--- begin Task data ---

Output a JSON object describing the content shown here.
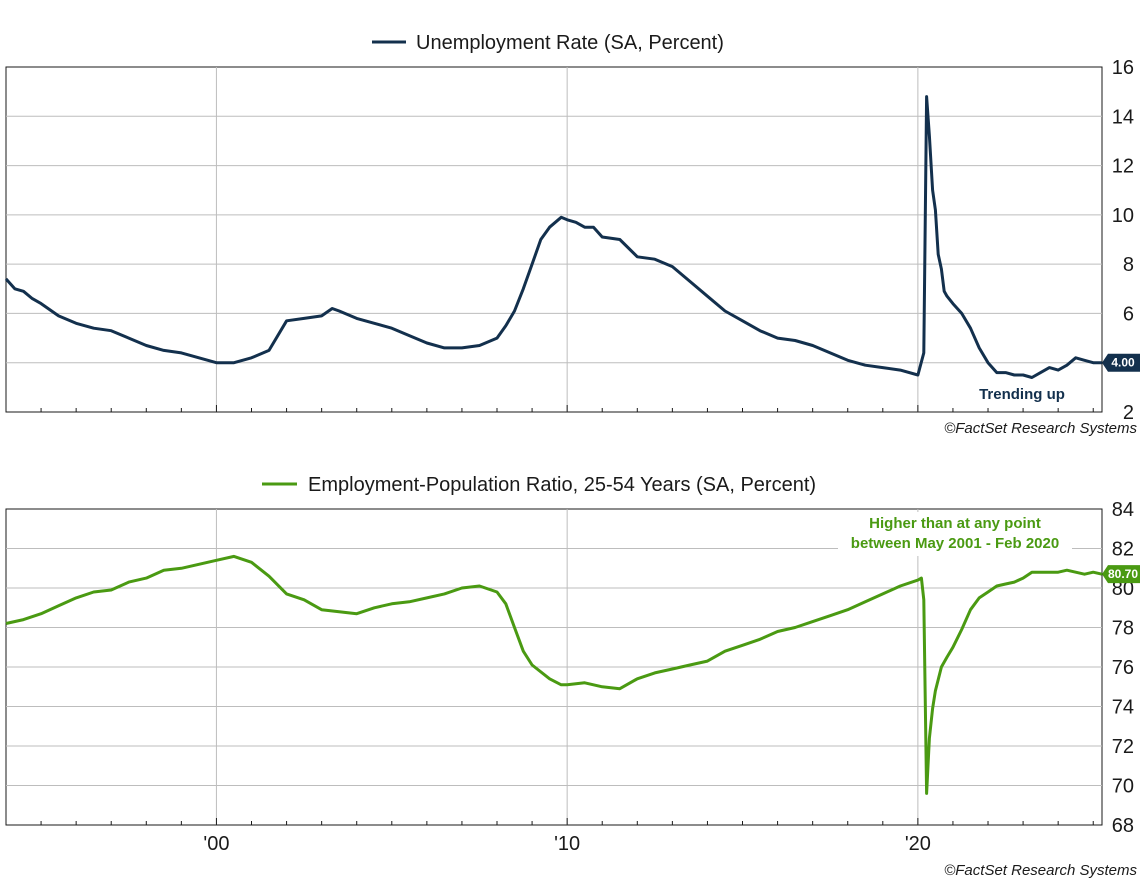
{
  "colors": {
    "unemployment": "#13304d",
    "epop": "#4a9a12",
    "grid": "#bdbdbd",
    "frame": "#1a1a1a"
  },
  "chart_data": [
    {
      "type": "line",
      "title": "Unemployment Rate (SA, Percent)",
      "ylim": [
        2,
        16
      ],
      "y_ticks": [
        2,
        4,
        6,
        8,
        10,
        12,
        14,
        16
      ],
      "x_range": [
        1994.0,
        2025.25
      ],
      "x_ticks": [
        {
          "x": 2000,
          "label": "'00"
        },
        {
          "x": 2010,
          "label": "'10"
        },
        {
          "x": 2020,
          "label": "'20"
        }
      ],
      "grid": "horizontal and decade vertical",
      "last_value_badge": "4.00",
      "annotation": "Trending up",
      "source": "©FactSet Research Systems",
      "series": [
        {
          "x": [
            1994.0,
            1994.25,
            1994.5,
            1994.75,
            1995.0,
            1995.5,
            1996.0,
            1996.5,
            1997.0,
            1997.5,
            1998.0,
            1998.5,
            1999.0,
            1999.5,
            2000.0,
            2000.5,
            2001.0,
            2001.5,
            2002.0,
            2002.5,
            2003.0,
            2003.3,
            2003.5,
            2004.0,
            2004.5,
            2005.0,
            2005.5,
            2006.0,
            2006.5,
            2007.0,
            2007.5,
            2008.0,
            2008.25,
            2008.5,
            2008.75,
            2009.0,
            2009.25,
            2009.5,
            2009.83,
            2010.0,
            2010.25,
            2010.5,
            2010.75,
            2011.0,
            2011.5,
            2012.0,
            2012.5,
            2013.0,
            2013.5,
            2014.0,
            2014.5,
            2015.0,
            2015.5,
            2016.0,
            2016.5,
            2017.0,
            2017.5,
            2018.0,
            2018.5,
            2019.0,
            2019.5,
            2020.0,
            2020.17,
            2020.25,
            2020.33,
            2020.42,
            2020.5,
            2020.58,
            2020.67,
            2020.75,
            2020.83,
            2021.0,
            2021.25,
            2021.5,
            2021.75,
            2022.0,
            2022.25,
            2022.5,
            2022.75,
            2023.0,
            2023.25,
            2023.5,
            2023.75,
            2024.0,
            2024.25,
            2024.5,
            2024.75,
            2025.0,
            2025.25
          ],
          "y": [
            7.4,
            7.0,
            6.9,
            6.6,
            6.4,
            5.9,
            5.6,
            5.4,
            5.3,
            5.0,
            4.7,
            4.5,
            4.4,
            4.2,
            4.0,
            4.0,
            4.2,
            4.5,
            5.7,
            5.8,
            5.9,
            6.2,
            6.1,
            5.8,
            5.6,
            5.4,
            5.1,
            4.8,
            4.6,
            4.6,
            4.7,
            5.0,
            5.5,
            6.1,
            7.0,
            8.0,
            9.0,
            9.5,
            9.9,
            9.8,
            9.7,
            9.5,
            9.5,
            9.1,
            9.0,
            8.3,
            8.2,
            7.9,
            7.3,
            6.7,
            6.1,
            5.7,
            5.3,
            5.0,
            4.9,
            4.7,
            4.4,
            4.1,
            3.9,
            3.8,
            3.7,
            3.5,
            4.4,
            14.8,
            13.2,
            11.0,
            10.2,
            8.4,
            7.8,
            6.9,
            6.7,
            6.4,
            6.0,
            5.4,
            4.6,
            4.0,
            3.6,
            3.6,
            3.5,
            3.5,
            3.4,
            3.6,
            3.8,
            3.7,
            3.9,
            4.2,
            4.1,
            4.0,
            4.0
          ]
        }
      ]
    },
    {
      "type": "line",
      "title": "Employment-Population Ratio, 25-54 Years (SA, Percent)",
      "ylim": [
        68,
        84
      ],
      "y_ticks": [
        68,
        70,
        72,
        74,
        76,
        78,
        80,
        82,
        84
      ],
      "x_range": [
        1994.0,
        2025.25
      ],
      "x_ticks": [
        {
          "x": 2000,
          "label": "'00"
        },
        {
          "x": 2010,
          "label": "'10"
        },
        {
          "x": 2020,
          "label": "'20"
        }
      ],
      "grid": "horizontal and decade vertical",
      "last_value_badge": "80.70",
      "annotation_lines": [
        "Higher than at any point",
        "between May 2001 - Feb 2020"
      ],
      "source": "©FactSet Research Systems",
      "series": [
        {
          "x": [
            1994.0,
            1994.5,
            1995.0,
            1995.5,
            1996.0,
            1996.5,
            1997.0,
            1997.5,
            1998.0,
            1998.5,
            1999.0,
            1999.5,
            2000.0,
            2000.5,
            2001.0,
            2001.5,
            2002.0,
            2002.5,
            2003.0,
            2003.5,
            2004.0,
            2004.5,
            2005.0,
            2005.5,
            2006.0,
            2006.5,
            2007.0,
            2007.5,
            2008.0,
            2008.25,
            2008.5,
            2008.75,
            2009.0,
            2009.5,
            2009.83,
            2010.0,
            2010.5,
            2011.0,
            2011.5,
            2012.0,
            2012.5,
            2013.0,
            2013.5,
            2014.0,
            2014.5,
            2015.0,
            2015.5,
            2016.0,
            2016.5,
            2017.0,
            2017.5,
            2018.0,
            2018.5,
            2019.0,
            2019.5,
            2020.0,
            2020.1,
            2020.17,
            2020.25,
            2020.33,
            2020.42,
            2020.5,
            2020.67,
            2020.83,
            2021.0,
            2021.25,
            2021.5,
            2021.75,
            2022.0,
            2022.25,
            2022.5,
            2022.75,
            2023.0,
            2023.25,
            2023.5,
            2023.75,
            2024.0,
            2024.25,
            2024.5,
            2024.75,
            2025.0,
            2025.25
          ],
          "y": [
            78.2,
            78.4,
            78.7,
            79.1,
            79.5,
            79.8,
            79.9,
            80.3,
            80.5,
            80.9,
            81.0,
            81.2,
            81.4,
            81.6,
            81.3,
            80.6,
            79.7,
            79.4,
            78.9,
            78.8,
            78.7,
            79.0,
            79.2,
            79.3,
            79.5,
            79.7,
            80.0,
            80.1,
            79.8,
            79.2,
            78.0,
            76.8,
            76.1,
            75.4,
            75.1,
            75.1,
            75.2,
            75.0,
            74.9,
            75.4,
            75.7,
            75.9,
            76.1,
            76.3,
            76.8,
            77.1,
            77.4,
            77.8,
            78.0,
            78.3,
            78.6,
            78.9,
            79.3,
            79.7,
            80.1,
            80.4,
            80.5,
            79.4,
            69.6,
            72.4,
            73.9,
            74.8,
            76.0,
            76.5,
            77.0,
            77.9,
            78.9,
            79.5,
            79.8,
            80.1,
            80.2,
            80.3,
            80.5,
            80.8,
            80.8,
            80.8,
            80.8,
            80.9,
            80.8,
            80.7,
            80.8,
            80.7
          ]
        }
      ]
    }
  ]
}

--- end Task data ---

[Request]:
Copy the records exactly as they appear, excluding images.

[In response]:
Output a JSON object describing the content shown here.
{
  "colors": {
    "unemployment": "#13304d",
    "epop": "#4a9a12",
    "grid": "#bdbdbd",
    "frame": "#1a1a1a"
  },
  "chart_data": [
    {
      "type": "line",
      "title": "Unemployment Rate (SA, Percent)",
      "ylim": [
        2,
        16
      ],
      "y_ticks": [
        2,
        4,
        6,
        8,
        10,
        12,
        14,
        16
      ],
      "x_range": [
        1994.0,
        2025.25
      ],
      "x_ticks": [
        {
          "x": 2000,
          "label": "'00"
        },
        {
          "x": 2010,
          "label": "'10"
        },
        {
          "x": 2020,
          "label": "'20"
        }
      ],
      "grid": "horizontal and decade vertical",
      "last_value_badge": "4.00",
      "annotation": "Trending up",
      "source": "©FactSet Research Systems",
      "series": [
        {
          "x": [
            1994.0,
            1994.25,
            1994.5,
            1994.75,
            1995.0,
            1995.5,
            1996.0,
            1996.5,
            1997.0,
            1997.5,
            1998.0,
            1998.5,
            1999.0,
            1999.5,
            2000.0,
            2000.5,
            2001.0,
            2001.5,
            2002.0,
            2002.5,
            2003.0,
            2003.3,
            2003.5,
            2004.0,
            2004.5,
            2005.0,
            2005.5,
            2006.0,
            2006.5,
            2007.0,
            2007.5,
            2008.0,
            2008.25,
            2008.5,
            2008.75,
            2009.0,
            2009.25,
            2009.5,
            2009.83,
            2010.0,
            2010.25,
            2010.5,
            2010.75,
            2011.0,
            2011.5,
            2012.0,
            2012.5,
            2013.0,
            2013.5,
            2014.0,
            2014.5,
            2015.0,
            2015.5,
            2016.0,
            2016.5,
            2017.0,
            2017.5,
            2018.0,
            2018.5,
            2019.0,
            2019.5,
            2020.0,
            2020.17,
            2020.25,
            2020.33,
            2020.42,
            2020.5,
            2020.58,
            2020.67,
            2020.75,
            2020.83,
            2021.0,
            2021.25,
            2021.5,
            2021.75,
            2022.0,
            2022.25,
            2022.5,
            2022.75,
            2023.0,
            2023.25,
            2023.5,
            2023.75,
            2024.0,
            2024.25,
            2024.5,
            2024.75,
            2025.0,
            2025.25
          ],
          "y": [
            7.4,
            7.0,
            6.9,
            6.6,
            6.4,
            5.9,
            5.6,
            5.4,
            5.3,
            5.0,
            4.7,
            4.5,
            4.4,
            4.2,
            4.0,
            4.0,
            4.2,
            4.5,
            5.7,
            5.8,
            5.9,
            6.2,
            6.1,
            5.8,
            5.6,
            5.4,
            5.1,
            4.8,
            4.6,
            4.6,
            4.7,
            5.0,
            5.5,
            6.1,
            7.0,
            8.0,
            9.0,
            9.5,
            9.9,
            9.8,
            9.7,
            9.5,
            9.5,
            9.1,
            9.0,
            8.3,
            8.2,
            7.9,
            7.3,
            6.7,
            6.1,
            5.7,
            5.3,
            5.0,
            4.9,
            4.7,
            4.4,
            4.1,
            3.9,
            3.8,
            3.7,
            3.5,
            4.4,
            14.8,
            13.2,
            11.0,
            10.2,
            8.4,
            7.8,
            6.9,
            6.7,
            6.4,
            6.0,
            5.4,
            4.6,
            4.0,
            3.6,
            3.6,
            3.5,
            3.5,
            3.4,
            3.6,
            3.8,
            3.7,
            3.9,
            4.2,
            4.1,
            4.0,
            4.0
          ]
        }
      ]
    },
    {
      "type": "line",
      "title": "Employment-Population Ratio, 25-54 Years (SA, Percent)",
      "ylim": [
        68,
        84
      ],
      "y_ticks": [
        68,
        70,
        72,
        74,
        76,
        78,
        80,
        82,
        84
      ],
      "x_range": [
        1994.0,
        2025.25
      ],
      "x_ticks": [
        {
          "x": 2000,
          "label": "'00"
        },
        {
          "x": 2010,
          "label": "'10"
        },
        {
          "x": 2020,
          "label": "'20"
        }
      ],
      "grid": "horizontal and decade vertical",
      "last_value_badge": "80.70",
      "annotation_lines": [
        "Higher than at any point",
        "between May 2001 - Feb 2020"
      ],
      "source": "©FactSet Research Systems",
      "series": [
        {
          "x": [
            1994.0,
            1994.5,
            1995.0,
            1995.5,
            1996.0,
            1996.5,
            1997.0,
            1997.5,
            1998.0,
            1998.5,
            1999.0,
            1999.5,
            2000.0,
            2000.5,
            2001.0,
            2001.5,
            2002.0,
            2002.5,
            2003.0,
            2003.5,
            2004.0,
            2004.5,
            2005.0,
            2005.5,
            2006.0,
            2006.5,
            2007.0,
            2007.5,
            2008.0,
            2008.25,
            2008.5,
            2008.75,
            2009.0,
            2009.5,
            2009.83,
            2010.0,
            2010.5,
            2011.0,
            2011.5,
            2012.0,
            2012.5,
            2013.0,
            2013.5,
            2014.0,
            2014.5,
            2015.0,
            2015.5,
            2016.0,
            2016.5,
            2017.0,
            2017.5,
            2018.0,
            2018.5,
            2019.0,
            2019.5,
            2020.0,
            2020.1,
            2020.17,
            2020.25,
            2020.33,
            2020.42,
            2020.5,
            2020.67,
            2020.83,
            2021.0,
            2021.25,
            2021.5,
            2021.75,
            2022.0,
            2022.25,
            2022.5,
            2022.75,
            2023.0,
            2023.25,
            2023.5,
            2023.75,
            2024.0,
            2024.25,
            2024.5,
            2024.75,
            2025.0,
            2025.25
          ],
          "y": [
            78.2,
            78.4,
            78.7,
            79.1,
            79.5,
            79.8,
            79.9,
            80.3,
            80.5,
            80.9,
            81.0,
            81.2,
            81.4,
            81.6,
            81.3,
            80.6,
            79.7,
            79.4,
            78.9,
            78.8,
            78.7,
            79.0,
            79.2,
            79.3,
            79.5,
            79.7,
            80.0,
            80.1,
            79.8,
            79.2,
            78.0,
            76.8,
            76.1,
            75.4,
            75.1,
            75.1,
            75.2,
            75.0,
            74.9,
            75.4,
            75.7,
            75.9,
            76.1,
            76.3,
            76.8,
            77.1,
            77.4,
            77.8,
            78.0,
            78.3,
            78.6,
            78.9,
            79.3,
            79.7,
            80.1,
            80.4,
            80.5,
            79.4,
            69.6,
            72.4,
            73.9,
            74.8,
            76.0,
            76.5,
            77.0,
            77.9,
            78.9,
            79.5,
            79.8,
            80.1,
            80.2,
            80.3,
            80.5,
            80.8,
            80.8,
            80.8,
            80.8,
            80.9,
            80.8,
            80.7,
            80.8,
            80.7
          ]
        }
      ]
    }
  ]
}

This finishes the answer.